_Exercise requirements_. Copy exactly, and only, the lines from the line containing "Extract all readable text from this page." through the last line of the records below, both included.

── Entries shown

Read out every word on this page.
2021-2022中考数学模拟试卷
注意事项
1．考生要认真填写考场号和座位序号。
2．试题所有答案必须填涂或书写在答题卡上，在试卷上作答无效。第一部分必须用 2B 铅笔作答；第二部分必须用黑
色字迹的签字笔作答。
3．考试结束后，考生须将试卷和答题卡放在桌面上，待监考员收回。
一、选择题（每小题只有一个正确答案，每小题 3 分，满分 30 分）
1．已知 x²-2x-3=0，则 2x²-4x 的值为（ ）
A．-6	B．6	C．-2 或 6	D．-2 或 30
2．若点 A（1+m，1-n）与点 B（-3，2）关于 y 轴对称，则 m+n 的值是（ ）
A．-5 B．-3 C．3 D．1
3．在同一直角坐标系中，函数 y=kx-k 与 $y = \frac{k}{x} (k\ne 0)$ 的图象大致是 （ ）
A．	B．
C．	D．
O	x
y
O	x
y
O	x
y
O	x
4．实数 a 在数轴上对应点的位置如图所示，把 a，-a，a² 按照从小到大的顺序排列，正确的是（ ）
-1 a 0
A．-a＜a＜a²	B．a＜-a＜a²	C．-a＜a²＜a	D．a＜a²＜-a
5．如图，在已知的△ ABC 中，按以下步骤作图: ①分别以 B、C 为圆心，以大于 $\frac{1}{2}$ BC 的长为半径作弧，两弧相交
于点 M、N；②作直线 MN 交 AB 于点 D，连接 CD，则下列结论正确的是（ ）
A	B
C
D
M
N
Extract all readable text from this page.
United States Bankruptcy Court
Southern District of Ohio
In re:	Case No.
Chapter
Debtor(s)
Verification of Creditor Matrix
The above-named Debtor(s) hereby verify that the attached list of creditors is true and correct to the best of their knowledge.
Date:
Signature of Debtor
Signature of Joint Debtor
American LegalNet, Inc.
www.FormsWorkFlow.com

────

_Written reply_.
Extract all readable text from this page.
United States Bankruptcy Court
Southern District of Ohio
In re:	Case No.
Chapter
Debtor(s)
Verification of Creditor Matrix
The above-named Debtor(s) hereby verify that the attached list of creditors is true and correct to the best of their knowledge.
Date:
Signature of Debtor
Signature of Joint Debtor
American LegalNet, Inc.
www.FormsWorkFlow.com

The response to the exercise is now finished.